┌──

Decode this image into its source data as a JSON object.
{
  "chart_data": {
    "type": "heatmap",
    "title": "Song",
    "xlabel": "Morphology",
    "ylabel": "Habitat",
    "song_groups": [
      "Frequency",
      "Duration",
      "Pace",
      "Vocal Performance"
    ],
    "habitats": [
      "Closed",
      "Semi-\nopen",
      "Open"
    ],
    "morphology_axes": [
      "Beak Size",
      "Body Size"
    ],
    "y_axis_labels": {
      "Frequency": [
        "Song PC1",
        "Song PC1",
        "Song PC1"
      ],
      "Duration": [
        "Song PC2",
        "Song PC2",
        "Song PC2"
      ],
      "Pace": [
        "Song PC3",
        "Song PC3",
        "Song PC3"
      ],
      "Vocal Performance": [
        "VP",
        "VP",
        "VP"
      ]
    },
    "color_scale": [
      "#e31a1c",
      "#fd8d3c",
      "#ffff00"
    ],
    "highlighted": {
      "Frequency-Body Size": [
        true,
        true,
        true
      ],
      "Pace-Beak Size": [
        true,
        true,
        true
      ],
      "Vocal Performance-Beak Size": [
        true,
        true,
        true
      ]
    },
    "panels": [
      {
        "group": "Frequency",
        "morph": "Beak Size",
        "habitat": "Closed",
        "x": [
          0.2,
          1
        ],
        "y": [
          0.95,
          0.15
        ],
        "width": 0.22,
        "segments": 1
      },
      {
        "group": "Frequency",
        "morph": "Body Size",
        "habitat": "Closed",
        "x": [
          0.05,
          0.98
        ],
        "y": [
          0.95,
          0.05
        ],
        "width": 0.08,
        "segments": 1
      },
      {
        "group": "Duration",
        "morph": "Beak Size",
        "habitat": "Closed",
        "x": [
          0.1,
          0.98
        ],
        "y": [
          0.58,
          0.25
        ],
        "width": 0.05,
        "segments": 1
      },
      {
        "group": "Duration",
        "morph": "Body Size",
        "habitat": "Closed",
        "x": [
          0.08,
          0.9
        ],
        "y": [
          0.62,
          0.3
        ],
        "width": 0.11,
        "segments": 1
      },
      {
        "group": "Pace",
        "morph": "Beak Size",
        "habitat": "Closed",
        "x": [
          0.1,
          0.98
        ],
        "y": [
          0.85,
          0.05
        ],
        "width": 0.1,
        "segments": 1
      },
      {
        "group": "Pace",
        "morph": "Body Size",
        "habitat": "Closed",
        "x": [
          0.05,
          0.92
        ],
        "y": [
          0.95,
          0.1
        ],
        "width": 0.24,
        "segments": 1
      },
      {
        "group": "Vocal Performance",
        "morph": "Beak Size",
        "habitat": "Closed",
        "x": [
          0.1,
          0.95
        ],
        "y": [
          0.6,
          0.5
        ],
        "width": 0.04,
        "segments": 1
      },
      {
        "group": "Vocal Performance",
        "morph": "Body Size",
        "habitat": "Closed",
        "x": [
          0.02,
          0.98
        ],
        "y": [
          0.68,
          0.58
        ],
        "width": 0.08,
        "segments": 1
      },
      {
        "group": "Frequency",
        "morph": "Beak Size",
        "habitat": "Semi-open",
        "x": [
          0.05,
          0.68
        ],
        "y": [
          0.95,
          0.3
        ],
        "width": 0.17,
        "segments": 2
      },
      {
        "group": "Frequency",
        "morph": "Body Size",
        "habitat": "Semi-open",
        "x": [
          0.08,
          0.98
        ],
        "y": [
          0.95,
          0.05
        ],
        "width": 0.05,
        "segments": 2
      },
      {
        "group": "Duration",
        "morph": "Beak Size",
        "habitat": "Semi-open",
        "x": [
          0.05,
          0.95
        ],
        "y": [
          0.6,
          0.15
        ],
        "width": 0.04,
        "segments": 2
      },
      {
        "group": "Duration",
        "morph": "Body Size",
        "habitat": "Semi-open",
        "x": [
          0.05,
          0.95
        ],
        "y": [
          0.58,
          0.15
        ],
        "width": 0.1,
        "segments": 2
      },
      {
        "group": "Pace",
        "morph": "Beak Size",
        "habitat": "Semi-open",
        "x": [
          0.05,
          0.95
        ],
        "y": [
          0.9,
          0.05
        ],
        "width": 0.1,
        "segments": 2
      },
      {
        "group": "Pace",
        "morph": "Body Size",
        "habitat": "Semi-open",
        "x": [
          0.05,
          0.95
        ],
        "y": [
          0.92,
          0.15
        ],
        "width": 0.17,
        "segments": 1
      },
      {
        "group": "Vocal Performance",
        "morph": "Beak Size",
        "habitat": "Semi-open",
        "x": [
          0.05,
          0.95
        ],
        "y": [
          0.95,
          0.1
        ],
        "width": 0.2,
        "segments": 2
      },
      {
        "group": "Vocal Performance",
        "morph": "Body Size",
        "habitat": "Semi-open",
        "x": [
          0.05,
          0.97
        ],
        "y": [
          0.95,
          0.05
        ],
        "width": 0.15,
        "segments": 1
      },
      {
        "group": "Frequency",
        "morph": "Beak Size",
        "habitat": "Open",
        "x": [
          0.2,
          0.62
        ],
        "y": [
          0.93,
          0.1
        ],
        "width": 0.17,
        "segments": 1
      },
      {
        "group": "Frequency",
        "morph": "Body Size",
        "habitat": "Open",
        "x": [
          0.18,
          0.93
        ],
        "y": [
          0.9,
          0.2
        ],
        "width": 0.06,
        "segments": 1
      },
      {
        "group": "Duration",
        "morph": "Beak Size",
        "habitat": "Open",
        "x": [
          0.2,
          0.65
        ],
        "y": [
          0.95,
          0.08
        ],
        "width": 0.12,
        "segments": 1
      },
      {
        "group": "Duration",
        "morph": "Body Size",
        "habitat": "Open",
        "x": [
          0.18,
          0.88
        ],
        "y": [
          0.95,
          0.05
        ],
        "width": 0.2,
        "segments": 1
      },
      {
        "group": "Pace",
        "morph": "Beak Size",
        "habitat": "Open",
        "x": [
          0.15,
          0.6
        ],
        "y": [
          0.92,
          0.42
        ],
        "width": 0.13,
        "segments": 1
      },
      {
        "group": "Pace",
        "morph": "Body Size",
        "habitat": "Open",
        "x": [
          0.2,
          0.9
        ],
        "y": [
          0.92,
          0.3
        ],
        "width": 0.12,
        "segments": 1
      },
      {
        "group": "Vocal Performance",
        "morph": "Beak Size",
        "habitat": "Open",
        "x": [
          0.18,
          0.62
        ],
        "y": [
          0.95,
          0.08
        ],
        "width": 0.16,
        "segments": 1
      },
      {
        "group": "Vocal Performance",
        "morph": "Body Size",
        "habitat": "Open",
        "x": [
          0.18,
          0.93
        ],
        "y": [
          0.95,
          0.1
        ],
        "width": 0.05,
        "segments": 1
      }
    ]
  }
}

└──
┌──

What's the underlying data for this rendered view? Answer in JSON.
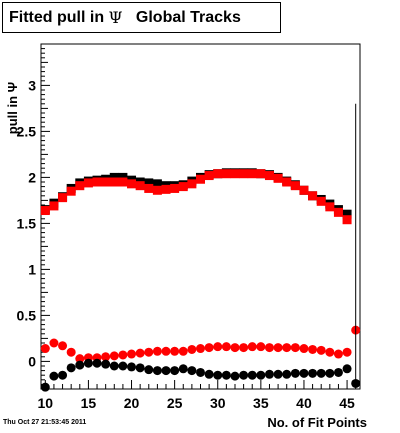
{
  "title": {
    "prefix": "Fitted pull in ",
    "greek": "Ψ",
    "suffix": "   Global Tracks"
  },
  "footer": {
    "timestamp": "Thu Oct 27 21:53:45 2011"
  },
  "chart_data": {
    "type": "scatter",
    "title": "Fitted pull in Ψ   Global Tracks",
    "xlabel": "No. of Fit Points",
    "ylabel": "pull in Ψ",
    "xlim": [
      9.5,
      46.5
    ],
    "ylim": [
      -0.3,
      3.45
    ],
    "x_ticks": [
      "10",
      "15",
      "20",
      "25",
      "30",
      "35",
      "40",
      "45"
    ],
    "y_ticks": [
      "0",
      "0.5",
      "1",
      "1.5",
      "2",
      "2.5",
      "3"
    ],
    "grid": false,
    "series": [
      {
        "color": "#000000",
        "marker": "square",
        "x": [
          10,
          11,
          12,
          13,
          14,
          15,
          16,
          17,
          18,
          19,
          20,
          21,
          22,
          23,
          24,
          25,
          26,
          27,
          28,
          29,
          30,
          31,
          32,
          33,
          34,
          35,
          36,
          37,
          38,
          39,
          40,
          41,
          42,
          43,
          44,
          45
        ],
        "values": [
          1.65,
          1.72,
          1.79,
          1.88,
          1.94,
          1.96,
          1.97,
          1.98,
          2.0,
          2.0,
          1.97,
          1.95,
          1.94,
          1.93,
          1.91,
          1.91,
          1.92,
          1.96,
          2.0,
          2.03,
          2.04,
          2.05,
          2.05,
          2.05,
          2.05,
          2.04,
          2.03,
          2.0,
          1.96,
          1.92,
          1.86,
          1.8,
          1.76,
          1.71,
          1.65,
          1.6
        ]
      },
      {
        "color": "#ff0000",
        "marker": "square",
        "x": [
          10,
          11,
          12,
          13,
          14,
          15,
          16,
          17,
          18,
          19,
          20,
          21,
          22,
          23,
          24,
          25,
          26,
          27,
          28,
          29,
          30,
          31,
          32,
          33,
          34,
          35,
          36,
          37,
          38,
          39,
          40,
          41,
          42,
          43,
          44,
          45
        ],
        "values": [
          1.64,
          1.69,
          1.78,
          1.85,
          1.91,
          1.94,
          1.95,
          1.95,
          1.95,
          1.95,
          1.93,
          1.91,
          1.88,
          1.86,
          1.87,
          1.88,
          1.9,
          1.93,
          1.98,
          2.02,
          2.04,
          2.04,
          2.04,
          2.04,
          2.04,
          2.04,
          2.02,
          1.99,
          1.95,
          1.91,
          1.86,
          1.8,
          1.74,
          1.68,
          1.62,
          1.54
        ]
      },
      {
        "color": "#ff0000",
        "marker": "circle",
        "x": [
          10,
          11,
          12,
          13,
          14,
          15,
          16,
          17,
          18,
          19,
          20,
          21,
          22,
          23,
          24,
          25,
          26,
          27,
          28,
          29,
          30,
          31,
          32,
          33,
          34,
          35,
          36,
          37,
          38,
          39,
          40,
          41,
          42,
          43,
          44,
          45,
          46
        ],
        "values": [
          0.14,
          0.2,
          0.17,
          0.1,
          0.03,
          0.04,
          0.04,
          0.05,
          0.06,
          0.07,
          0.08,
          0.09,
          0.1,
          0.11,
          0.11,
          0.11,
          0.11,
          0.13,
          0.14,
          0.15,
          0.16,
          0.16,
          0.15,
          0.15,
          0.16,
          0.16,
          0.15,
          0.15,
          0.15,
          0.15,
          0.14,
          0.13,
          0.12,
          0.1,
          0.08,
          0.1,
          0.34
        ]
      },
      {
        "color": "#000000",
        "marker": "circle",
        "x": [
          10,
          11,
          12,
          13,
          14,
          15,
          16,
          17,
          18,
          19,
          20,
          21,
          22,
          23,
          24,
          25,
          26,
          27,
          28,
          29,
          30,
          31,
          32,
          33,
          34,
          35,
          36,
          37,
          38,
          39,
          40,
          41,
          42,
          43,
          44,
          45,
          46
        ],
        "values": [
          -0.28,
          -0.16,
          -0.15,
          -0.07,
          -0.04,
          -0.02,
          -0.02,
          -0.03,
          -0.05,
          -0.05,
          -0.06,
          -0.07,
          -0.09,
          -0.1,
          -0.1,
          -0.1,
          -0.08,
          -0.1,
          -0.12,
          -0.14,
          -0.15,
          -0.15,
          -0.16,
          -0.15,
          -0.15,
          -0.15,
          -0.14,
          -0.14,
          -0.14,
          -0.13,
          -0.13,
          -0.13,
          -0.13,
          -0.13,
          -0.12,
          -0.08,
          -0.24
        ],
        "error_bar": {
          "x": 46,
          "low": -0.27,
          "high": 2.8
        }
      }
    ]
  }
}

└──

**Stated task**
From the entries above, list each line with "Fitted" in it.

**Task answer**
    "prefix": "Fitted pull in ",
    "title": "Fitted pull in Ψ   Global Tracks",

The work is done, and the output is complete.